*出典*.

%%

甲子園の常連校のような高校に再受験で合格したとしても、春・夏の甲子園出場の規定では、満18歳になる年までしか、選手として出場はできません。
彼の場合、再受験をすると、選手としては、高校2年生までしか出ることができないのです。
それをまず覚悟することを伝えました。
その上で、そもそも既卒生の受験を認めてくれる学校かどうかも調べないといけない、ということまであると、彼に伝えました。
県大会でエースで4番でベスト4まで勝ち上がったと言っても、体格的には170cmもない体格では、なかなかレギュラーになることも難しいだろうことも、覚悟が必要でした。
当然、高校3年生では、選手としては出ることができないので、高校3年生では、しっかりと学習をして、大学受験をすることを考えてはどうかという意見も伝えました。
そのために、野球の推薦で高校入試を考えるのではなく、普通に受験をして合格をすることも考えないといけないと伝えたのです。
それでもやるのか、と彼に聞いたところ、彼はやってみたい、ということで、受験できる学校が見つかるまでは、今の高校で学習をしながら、クラブもしっかりやっておくようにと伝え、その日は終わりました。
いくつかの私立高校で、甲子園の出場回数が多いところに、電話をしていろいろとお聞きしたところ、その教頭先生が一度、話を聞きたいとおっしゃってくださったのです。
その日のうちにアポイントを取って、おうかがいしてお話させていただきました。

%%

*データ抜粋*.
%%

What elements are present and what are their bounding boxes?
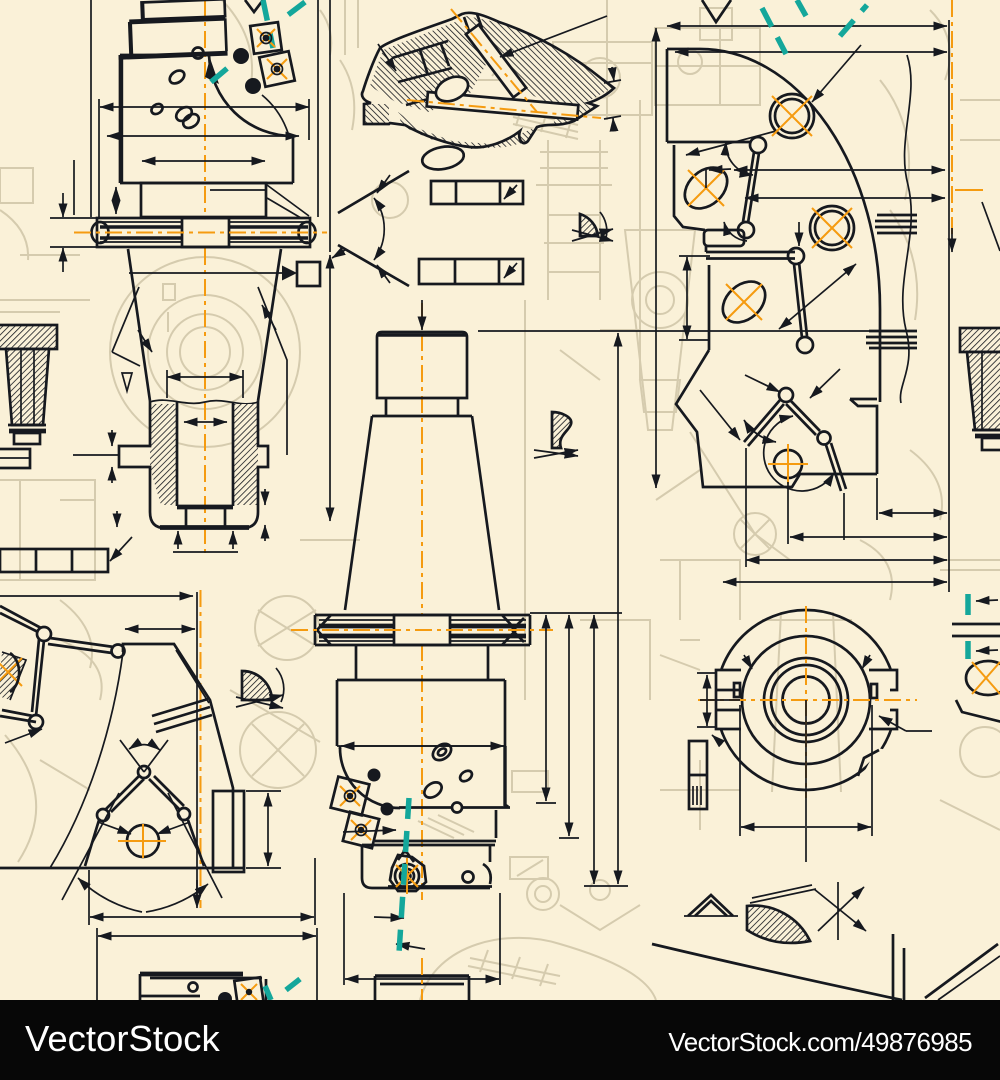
svg-text:VectorStock: VectorStock [25, 1018, 221, 1059]
svg-text:VectorStock.com/49876985: VectorStock.com/49876985 [668, 1027, 972, 1057]
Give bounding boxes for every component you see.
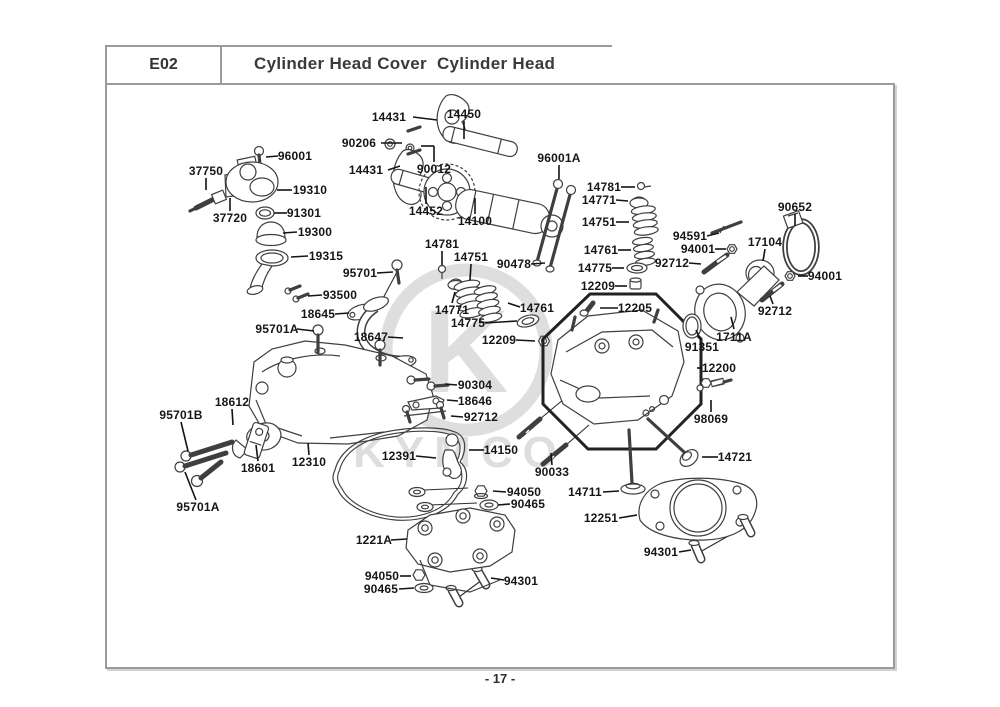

%%

*作業内容*.
**1.** 出典によると、春・夏の甲子園出場の規定で選手として出場できるのは、何歳になる年までですか。
**2.** 出典の「県大会でエースで4番でベスト」から「うかという意見も伝えました。」までを、終わりの語句も含めて一字も変えずに引用してください。

*作業ごとの出力*.
**1.** 満18歳になる年までです。

**2.**
県大会でエースで4番でベスト4まで勝ち上がったと言っても、体格的には170cmもない体格では、なかなかレギュラーになることも難しいだろうことも、覚悟が必要でした。
当然、高校3年生では、選手としては出ることができないので、高校3年生では、しっかりと学習をして、大学受験をすることを考えてはどうかという意見も伝えました。